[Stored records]
====
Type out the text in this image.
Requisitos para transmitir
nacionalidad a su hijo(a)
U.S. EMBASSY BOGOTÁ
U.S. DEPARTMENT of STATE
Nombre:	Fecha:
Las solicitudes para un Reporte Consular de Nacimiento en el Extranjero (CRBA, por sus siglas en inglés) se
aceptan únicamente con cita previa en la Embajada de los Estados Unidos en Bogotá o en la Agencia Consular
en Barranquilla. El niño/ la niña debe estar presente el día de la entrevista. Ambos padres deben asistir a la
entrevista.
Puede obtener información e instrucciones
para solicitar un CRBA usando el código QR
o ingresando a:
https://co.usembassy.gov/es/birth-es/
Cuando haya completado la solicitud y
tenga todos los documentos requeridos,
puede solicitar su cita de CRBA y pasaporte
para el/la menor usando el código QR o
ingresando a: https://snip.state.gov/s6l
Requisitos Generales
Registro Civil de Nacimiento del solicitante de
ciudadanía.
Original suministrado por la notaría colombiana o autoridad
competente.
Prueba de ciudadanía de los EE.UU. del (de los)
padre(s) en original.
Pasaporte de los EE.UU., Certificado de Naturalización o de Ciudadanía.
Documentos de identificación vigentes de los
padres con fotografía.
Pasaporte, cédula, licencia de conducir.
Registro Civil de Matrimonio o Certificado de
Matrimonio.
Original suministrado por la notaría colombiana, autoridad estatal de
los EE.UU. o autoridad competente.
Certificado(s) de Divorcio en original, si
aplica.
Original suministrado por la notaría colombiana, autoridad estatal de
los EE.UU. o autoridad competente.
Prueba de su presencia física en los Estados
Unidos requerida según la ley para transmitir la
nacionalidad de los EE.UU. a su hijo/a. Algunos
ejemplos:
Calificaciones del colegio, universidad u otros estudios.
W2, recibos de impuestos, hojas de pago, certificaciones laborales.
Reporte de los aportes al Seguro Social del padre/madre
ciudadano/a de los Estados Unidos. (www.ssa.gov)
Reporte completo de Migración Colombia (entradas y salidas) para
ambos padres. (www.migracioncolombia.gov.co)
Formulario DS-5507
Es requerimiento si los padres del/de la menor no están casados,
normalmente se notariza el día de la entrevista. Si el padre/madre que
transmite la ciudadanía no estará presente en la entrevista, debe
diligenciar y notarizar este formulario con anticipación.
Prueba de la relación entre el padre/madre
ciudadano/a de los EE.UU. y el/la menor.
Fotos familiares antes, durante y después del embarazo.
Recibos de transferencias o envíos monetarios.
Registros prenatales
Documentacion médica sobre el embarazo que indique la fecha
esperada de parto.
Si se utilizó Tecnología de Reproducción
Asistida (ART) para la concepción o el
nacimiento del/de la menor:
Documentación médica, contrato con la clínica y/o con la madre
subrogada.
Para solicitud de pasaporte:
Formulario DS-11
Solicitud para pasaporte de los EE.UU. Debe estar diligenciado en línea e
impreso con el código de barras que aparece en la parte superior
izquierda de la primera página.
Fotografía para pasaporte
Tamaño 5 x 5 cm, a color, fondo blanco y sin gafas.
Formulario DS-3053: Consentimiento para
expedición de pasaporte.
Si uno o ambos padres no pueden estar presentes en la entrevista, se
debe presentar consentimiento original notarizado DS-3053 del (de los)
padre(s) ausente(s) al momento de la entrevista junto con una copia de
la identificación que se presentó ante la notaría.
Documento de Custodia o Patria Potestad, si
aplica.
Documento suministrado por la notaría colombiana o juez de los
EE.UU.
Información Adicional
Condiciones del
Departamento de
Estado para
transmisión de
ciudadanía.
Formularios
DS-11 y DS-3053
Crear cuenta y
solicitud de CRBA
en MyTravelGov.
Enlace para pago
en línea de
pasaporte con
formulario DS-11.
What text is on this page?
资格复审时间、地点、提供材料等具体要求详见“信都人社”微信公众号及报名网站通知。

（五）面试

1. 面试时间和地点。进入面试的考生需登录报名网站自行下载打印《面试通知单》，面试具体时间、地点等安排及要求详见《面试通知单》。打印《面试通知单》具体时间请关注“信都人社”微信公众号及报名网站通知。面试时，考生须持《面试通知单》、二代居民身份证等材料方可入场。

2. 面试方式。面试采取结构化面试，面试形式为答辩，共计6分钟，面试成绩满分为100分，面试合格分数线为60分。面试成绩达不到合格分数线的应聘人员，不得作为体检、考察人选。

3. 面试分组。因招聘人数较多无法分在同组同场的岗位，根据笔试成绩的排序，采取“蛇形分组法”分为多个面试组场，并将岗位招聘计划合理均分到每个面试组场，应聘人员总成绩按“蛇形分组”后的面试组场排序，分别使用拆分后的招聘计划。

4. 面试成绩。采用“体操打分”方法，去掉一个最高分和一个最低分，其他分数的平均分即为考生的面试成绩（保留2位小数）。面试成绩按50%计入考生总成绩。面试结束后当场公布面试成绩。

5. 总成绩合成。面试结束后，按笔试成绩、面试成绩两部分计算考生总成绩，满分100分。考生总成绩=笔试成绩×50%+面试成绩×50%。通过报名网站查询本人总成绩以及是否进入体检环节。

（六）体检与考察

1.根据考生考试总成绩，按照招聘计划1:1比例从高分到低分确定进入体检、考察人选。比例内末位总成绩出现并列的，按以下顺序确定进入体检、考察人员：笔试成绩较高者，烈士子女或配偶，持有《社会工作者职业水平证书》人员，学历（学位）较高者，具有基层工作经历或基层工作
====
> [Work to complete] What is needed here is an exact reproduction of all the entries.

> [Final answer]
Type out the text in this image.
Requisitos para transmitir
nacionalidad a su hijo(a)
U.S. EMBASSY BOGOTÁ
U.S. DEPARTMENT of STATE
Nombre:	Fecha:
Las solicitudes para un Reporte Consular de Nacimiento en el Extranjero (CRBA, por sus siglas en inglés) se
aceptan únicamente con cita previa en la Embajada de los Estados Unidos en Bogotá o en la Agencia Consular
en Barranquilla. El niño/ la niña debe estar presente el día de la entrevista. Ambos padres deben asistir a la
entrevista.
Puede obtener información e instrucciones
para solicitar un CRBA usando el código QR
o ingresando a:
https://co.usembassy.gov/es/birth-es/
Cuando haya completado la solicitud y
tenga todos los documentos requeridos,
puede solicitar su cita de CRBA y pasaporte
para el/la menor usando el código QR o
ingresando a: https://snip.state.gov/s6l
Requisitos Generales
Registro Civil de Nacimiento del solicitante de
ciudadanía.
Original suministrado por la notaría colombiana o autoridad
competente.
Prueba de ciudadanía de los EE.UU. del (de los)
padre(s) en original.
Pasaporte de los EE.UU., Certificado de Naturalización o de Ciudadanía.
Documentos de identificación vigentes de los
padres con fotografía.
Pasaporte, cédula, licencia de conducir.
Registro Civil de Matrimonio o Certificado de
Matrimonio.
Original suministrado por la notaría colombiana, autoridad estatal de
los EE.UU. o autoridad competente.
Certificado(s) de Divorcio en original, si
aplica.
Original suministrado por la notaría colombiana, autoridad estatal de
los EE.UU. o autoridad competente.
Prueba de su presencia física en los Estados
Unidos requerida según la ley para transmitir la
nacionalidad de los EE.UU. a su hijo/a. Algunos
ejemplos:
Calificaciones del colegio, universidad u otros estudios.
W2, recibos de impuestos, hojas de pago, certificaciones laborales.
Reporte de los aportes al Seguro Social del padre/madre
ciudadano/a de los Estados Unidos. (www.ssa.gov)
Reporte completo de Migración Colombia (entradas y salidas) para
ambos padres. (www.migracioncolombia.gov.co)
Formulario DS-5507
Es requerimiento si los padres del/de la menor no están casados,
normalmente se notariza el día de la entrevista. Si el padre/madre que
transmite la ciudadanía no estará presente en la entrevista, debe
diligenciar y notarizar este formulario con anticipación.
Prueba de la relación entre el padre/madre
ciudadano/a de los EE.UU. y el/la menor.
Fotos familiares antes, durante y después del embarazo.
Recibos de transferencias o envíos monetarios.
Registros prenatales
Documentacion médica sobre el embarazo que indique la fecha
esperada de parto.
Si se utilizó Tecnología de Reproducción
Asistida (ART) para la concepción o el
nacimiento del/de la menor:
Documentación médica, contrato con la clínica y/o con la madre
subrogada.
Para solicitud de pasaporte:
Formulario DS-11
Solicitud para pasaporte de los EE.UU. Debe estar diligenciado en línea e
impreso con el código de barras que aparece en la parte superior
izquierda de la primera página.
Fotografía para pasaporte
Tamaño 5 x 5 cm, a color, fondo blanco y sin gafas.
Formulario DS-3053: Consentimiento para
expedición de pasaporte.
Si uno o ambos padres no pueden estar presentes en la entrevista, se
debe presentar consentimiento original notarizado DS-3053 del (de los)
padre(s) ausente(s) al momento de la entrevista junto con una copia de
la identificación que se presentó ante la notaría.
Documento de Custodia o Patria Potestad, si
aplica.
Documento suministrado por la notaría colombiana o juez de los
EE.UU.
Información Adicional
Condiciones del
Departamento de
Estado para
transmisión de
ciudadanía.
Formularios
DS-11 y DS-3053
Crear cuenta y
solicitud de CRBA
en MyTravelGov.
Enlace para pago
en línea de
pasaporte con
formulario DS-11.
What text is on this page?
资格复审时间、地点、提供材料等具体要求详见“信都人社”微信公众号及报名网站通知。

（五）面试

1. 面试时间和地点。进入面试的考生需登录报名网站自行下载打印《面试通知单》，面试具体时间、地点等安排及要求详见《面试通知单》。打印《面试通知单》具体时间请关注“信都人社”微信公众号及报名网站通知。面试时，考生须持《面试通知单》、二代居民身份证等材料方可入场。

2. 面试方式。面试采取结构化面试，面试形式为答辩，共计6分钟，面试成绩满分为100分，面试合格分数线为60分。面试成绩达不到合格分数线的应聘人员，不得作为体检、考察人选。

3. 面试分组。因招聘人数较多无法分在同组同场的岗位，根据笔试成绩的排序，采取“蛇形分组法”分为多个面试组场，并将岗位招聘计划合理均分到每个面试组场，应聘人员总成绩按“蛇形分组”后的面试组场排序，分别使用拆分后的招聘计划。

4. 面试成绩。采用“体操打分”方法，去掉一个最高分和一个最低分，其他分数的平均分即为考生的面试成绩（保留2位小数）。面试成绩按50%计入考生总成绩。面试结束后当场公布面试成绩。

5. 总成绩合成。面试结束后，按笔试成绩、面试成绩两部分计算考生总成绩，满分100分。考生总成绩=笔试成绩×50%+面试成绩×50%。通过报名网站查询本人总成绩以及是否进入体检环节。

（六）体检与考察

1.根据考生考试总成绩，按照招聘计划1:1比例从高分到低分确定进入体检、考察人选。比例内末位总成绩出现并列的，按以下顺序确定进入体检、考察人员：笔试成绩较高者，烈士子女或配偶，持有《社会工作者职业水平证书》人员，学历（学位）较高者，具有基层工作经历或基层工作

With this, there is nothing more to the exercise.